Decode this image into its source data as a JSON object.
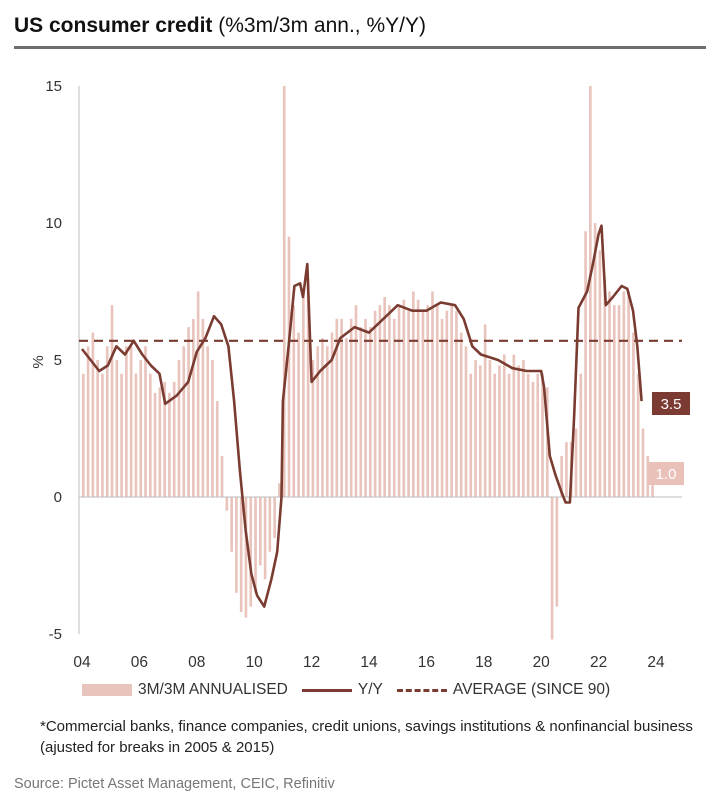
{
  "title": {
    "main": "US consumer credit",
    "sub": "(%3m/3m ann., %Y/Y)"
  },
  "chart_data": {
    "type": "bar+line",
    "title": "US consumer credit (%3m/3m ann., %Y/Y)",
    "ylabel": "%",
    "ylim": [
      -5,
      15
    ],
    "yticks": [
      "15",
      "10",
      "5",
      "0",
      "-5"
    ],
    "ytick_values": [
      15,
      10,
      5,
      0,
      -5
    ],
    "xlim": [
      2004,
      2025
    ],
    "xticks": [
      "04",
      "06",
      "08",
      "10",
      "12",
      "14",
      "16",
      "18",
      "20",
      "22",
      "24"
    ],
    "xtick_values": [
      2004,
      2006,
      2008,
      2010,
      2012,
      2014,
      2016,
      2018,
      2020,
      2022,
      2024
    ],
    "bars": {
      "name": "3M/3M ANNUALISED",
      "start": 2004.0,
      "step": 0.16667,
      "values": [
        4.5,
        5.5,
        6,
        5,
        4.5,
        5.5,
        7,
        5,
        4.5,
        5.5,
        5.5,
        4.5,
        5,
        5.5,
        4.5,
        3.8,
        4,
        4.2,
        3.8,
        4.2,
        5,
        5.5,
        6.2,
        6.5,
        7.5,
        6.5,
        5.5,
        5,
        3.5,
        1.5,
        -0.5,
        -2,
        -3.5,
        -4.2,
        -4.4,
        -4,
        -3.5,
        -2.5,
        -3,
        -2,
        -1.5,
        0.5,
        15,
        9.5,
        7,
        6,
        7.5,
        8,
        5,
        5.5,
        5.8,
        5.5,
        6,
        6.5,
        6.5,
        5.8,
        6.5,
        7,
        6.2,
        6.5,
        6.2,
        6.8,
        7,
        7.3,
        7,
        6.5,
        7,
        7.2,
        6.8,
        7.5,
        7.2,
        6.8,
        7,
        7.5,
        7,
        6.5,
        6.8,
        7,
        6.8,
        6,
        5.5,
        4.5,
        5,
        4.8,
        6.3,
        5,
        4.5,
        4.8,
        5.2,
        4.5,
        5.2,
        4.8,
        5,
        4.5,
        4.2,
        4.5,
        4.5,
        4,
        -5.2,
        -4,
        1.5,
        2,
        2,
        2.5,
        4.5,
        9.7,
        15,
        10,
        9,
        8,
        7.5,
        7,
        7,
        7.5,
        7.5,
        6,
        4.5,
        2.5,
        1.5,
        1.0
      ]
    },
    "line": {
      "name": "Y/Y",
      "points": [
        [
          2004.0,
          5.4
        ],
        [
          2004.3,
          5.0
        ],
        [
          2004.6,
          4.6
        ],
        [
          2004.9,
          4.8
        ],
        [
          2005.2,
          5.5
        ],
        [
          2005.5,
          5.2
        ],
        [
          2005.8,
          5.7
        ],
        [
          2006.1,
          5.2
        ],
        [
          2006.4,
          4.8
        ],
        [
          2006.7,
          4.5
        ],
        [
          2006.9,
          3.4
        ],
        [
          2007.3,
          3.7
        ],
        [
          2007.7,
          4.2
        ],
        [
          2008.0,
          5.3
        ],
        [
          2008.3,
          5.8
        ],
        [
          2008.6,
          6.6
        ],
        [
          2008.85,
          6.3
        ],
        [
          2009.1,
          5.5
        ],
        [
          2009.3,
          3.5
        ],
        [
          2009.5,
          1.0
        ],
        [
          2009.7,
          -1.2
        ],
        [
          2009.9,
          -2.8
        ],
        [
          2010.1,
          -3.6
        ],
        [
          2010.35,
          -4.0
        ],
        [
          2010.6,
          -3.0
        ],
        [
          2010.8,
          -2.0
        ],
        [
          2010.95,
          0.0
        ],
        [
          2011.0,
          3.5
        ],
        [
          2011.2,
          5.5
        ],
        [
          2011.4,
          7.7
        ],
        [
          2011.6,
          7.8
        ],
        [
          2011.7,
          7.3
        ],
        [
          2011.85,
          8.5
        ],
        [
          2012.0,
          4.2
        ],
        [
          2012.3,
          4.6
        ],
        [
          2012.7,
          5.0
        ],
        [
          2013.0,
          5.8
        ],
        [
          2013.5,
          6.2
        ],
        [
          2014.0,
          6.0
        ],
        [
          2014.5,
          6.5
        ],
        [
          2015.0,
          7.0
        ],
        [
          2015.5,
          6.8
        ],
        [
          2016.0,
          6.8
        ],
        [
          2016.5,
          7.1
        ],
        [
          2017.0,
          7.0
        ],
        [
          2017.3,
          6.5
        ],
        [
          2017.6,
          5.5
        ],
        [
          2017.9,
          5.2
        ],
        [
          2018.5,
          5.0
        ],
        [
          2019.0,
          4.7
        ],
        [
          2019.5,
          4.6
        ],
        [
          2020.0,
          4.6
        ],
        [
          2020.1,
          4.0
        ],
        [
          2020.3,
          1.5
        ],
        [
          2020.5,
          0.8
        ],
        [
          2020.7,
          0.2
        ],
        [
          2020.85,
          -0.2
        ],
        [
          2021.0,
          -0.2
        ],
        [
          2021.15,
          3.0
        ],
        [
          2021.3,
          6.9
        ],
        [
          2021.6,
          7.5
        ],
        [
          2021.8,
          8.5
        ],
        [
          2022.0,
          9.6
        ],
        [
          2022.1,
          9.9
        ],
        [
          2022.25,
          7.0
        ],
        [
          2022.5,
          7.3
        ],
        [
          2022.8,
          7.7
        ],
        [
          2023.0,
          7.6
        ],
        [
          2023.2,
          6.8
        ],
        [
          2023.35,
          5.5
        ],
        [
          2023.5,
          3.5
        ]
      ]
    },
    "average": {
      "name": "AVERAGE (SINCE 90)",
      "value": 5.7
    },
    "end_labels": {
      "yy": "3.5",
      "ann": "1.0"
    },
    "colors": {
      "bar": "#e8c4bc",
      "line": "#7a3b31",
      "axis": "#bdbdbd"
    },
    "legend_position": "bottom"
  },
  "legend": {
    "bars": "3M/3M ANNUALISED",
    "line": "Y/Y",
    "average": "AVERAGE  (SINCE 90)"
  },
  "note": "*Commercial banks, finance companies, credit unions, savings institutions & nonfinancial business  (ajusted for breaks in 2005 & 2015)",
  "source": "Source: Pictet Asset Management, CEIC, Refinitiv"
}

◆ Required work ◆
Leave out the pictures, and give all the records again exactly.

◆ Result of the task ◆
Decode this image into its source data as a JSON object.
{
  "title": {
    "main": "US consumer credit",
    "sub": "(%3m/3m ann., %Y/Y)"
  },
  "chart_data": {
    "type": "bar+line",
    "title": "US consumer credit (%3m/3m ann., %Y/Y)",
    "ylabel": "%",
    "ylim": [
      -5,
      15
    ],
    "yticks": [
      "15",
      "10",
      "5",
      "0",
      "-5"
    ],
    "ytick_values": [
      15,
      10,
      5,
      0,
      -5
    ],
    "xlim": [
      2004,
      2025
    ],
    "xticks": [
      "04",
      "06",
      "08",
      "10",
      "12",
      "14",
      "16",
      "18",
      "20",
      "22",
      "24"
    ],
    "xtick_values": [
      2004,
      2006,
      2008,
      2010,
      2012,
      2014,
      2016,
      2018,
      2020,
      2022,
      2024
    ],
    "bars": {
      "name": "3M/3M ANNUALISED",
      "start": 2004.0,
      "step": 0.16667,
      "values": [
        4.5,
        5.5,
        6,
        5,
        4.5,
        5.5,
        7,
        5,
        4.5,
        5.5,
        5.5,
        4.5,
        5,
        5.5,
        4.5,
        3.8,
        4,
        4.2,
        3.8,
        4.2,
        5,
        5.5,
        6.2,
        6.5,
        7.5,
        6.5,
        5.5,
        5,
        3.5,
        1.5,
        -0.5,
        -2,
        -3.5,
        -4.2,
        -4.4,
        -4,
        -3.5,
        -2.5,
        -3,
        -2,
        -1.5,
        0.5,
        15,
        9.5,
        7,
        6,
        7.5,
        8,
        5,
        5.5,
        5.8,
        5.5,
        6,
        6.5,
        6.5,
        5.8,
        6.5,
        7,
        6.2,
        6.5,
        6.2,
        6.8,
        7,
        7.3,
        7,
        6.5,
        7,
        7.2,
        6.8,
        7.5,
        7.2,
        6.8,
        7,
        7.5,
        7,
        6.5,
        6.8,
        7,
        6.8,
        6,
        5.5,
        4.5,
        5,
        4.8,
        6.3,
        5,
        4.5,
        4.8,
        5.2,
        4.5,
        5.2,
        4.8,
        5,
        4.5,
        4.2,
        4.5,
        4.5,
        4,
        -5.2,
        -4,
        1.5,
        2,
        2,
        2.5,
        4.5,
        9.7,
        15,
        10,
        9,
        8,
        7.5,
        7,
        7,
        7.5,
        7.5,
        6,
        4.5,
        2.5,
        1.5,
        1.0
      ]
    },
    "line": {
      "name": "Y/Y",
      "points": [
        [
          2004.0,
          5.4
        ],
        [
          2004.3,
          5.0
        ],
        [
          2004.6,
          4.6
        ],
        [
          2004.9,
          4.8
        ],
        [
          2005.2,
          5.5
        ],
        [
          2005.5,
          5.2
        ],
        [
          2005.8,
          5.7
        ],
        [
          2006.1,
          5.2
        ],
        [
          2006.4,
          4.8
        ],
        [
          2006.7,
          4.5
        ],
        [
          2006.9,
          3.4
        ],
        [
          2007.3,
          3.7
        ],
        [
          2007.7,
          4.2
        ],
        [
          2008.0,
          5.3
        ],
        [
          2008.3,
          5.8
        ],
        [
          2008.6,
          6.6
        ],
        [
          2008.85,
          6.3
        ],
        [
          2009.1,
          5.5
        ],
        [
          2009.3,
          3.5
        ],
        [
          2009.5,
          1.0
        ],
        [
          2009.7,
          -1.2
        ],
        [
          2009.9,
          -2.8
        ],
        [
          2010.1,
          -3.6
        ],
        [
          2010.35,
          -4.0
        ],
        [
          2010.6,
          -3.0
        ],
        [
          2010.8,
          -2.0
        ],
        [
          2010.95,
          0.0
        ],
        [
          2011.0,
          3.5
        ],
        [
          2011.2,
          5.5
        ],
        [
          2011.4,
          7.7
        ],
        [
          2011.6,
          7.8
        ],
        [
          2011.7,
          7.3
        ],
        [
          2011.85,
          8.5
        ],
        [
          2012.0,
          4.2
        ],
        [
          2012.3,
          4.6
        ],
        [
          2012.7,
          5.0
        ],
        [
          2013.0,
          5.8
        ],
        [
          2013.5,
          6.2
        ],
        [
          2014.0,
          6.0
        ],
        [
          2014.5,
          6.5
        ],
        [
          2015.0,
          7.0
        ],
        [
          2015.5,
          6.8
        ],
        [
          2016.0,
          6.8
        ],
        [
          2016.5,
          7.1
        ],
        [
          2017.0,
          7.0
        ],
        [
          2017.3,
          6.5
        ],
        [
          2017.6,
          5.5
        ],
        [
          2017.9,
          5.2
        ],
        [
          2018.5,
          5.0
        ],
        [
          2019.0,
          4.7
        ],
        [
          2019.5,
          4.6
        ],
        [
          2020.0,
          4.6
        ],
        [
          2020.1,
          4.0
        ],
        [
          2020.3,
          1.5
        ],
        [
          2020.5,
          0.8
        ],
        [
          2020.7,
          0.2
        ],
        [
          2020.85,
          -0.2
        ],
        [
          2021.0,
          -0.2
        ],
        [
          2021.15,
          3.0
        ],
        [
          2021.3,
          6.9
        ],
        [
          2021.6,
          7.5
        ],
        [
          2021.8,
          8.5
        ],
        [
          2022.0,
          9.6
        ],
        [
          2022.1,
          9.9
        ],
        [
          2022.25,
          7.0
        ],
        [
          2022.5,
          7.3
        ],
        [
          2022.8,
          7.7
        ],
        [
          2023.0,
          7.6
        ],
        [
          2023.2,
          6.8
        ],
        [
          2023.35,
          5.5
        ],
        [
          2023.5,
          3.5
        ]
      ]
    },
    "average": {
      "name": "AVERAGE (SINCE 90)",
      "value": 5.7
    },
    "end_labels": {
      "yy": "3.5",
      "ann": "1.0"
    },
    "colors": {
      "bar": "#e8c4bc",
      "line": "#7a3b31",
      "axis": "#bdbdbd"
    },
    "legend_position": "bottom"
  },
  "legend": {
    "bars": "3M/3M ANNUALISED",
    "line": "Y/Y",
    "average": "AVERAGE  (SINCE 90)"
  },
  "note": "*Commercial banks, finance companies, credit unions, savings institutions & nonfinancial business  (ajusted for breaks in 2005 & 2015)",
  "source": "Source: Pictet Asset Management, CEIC, Refinitiv"
}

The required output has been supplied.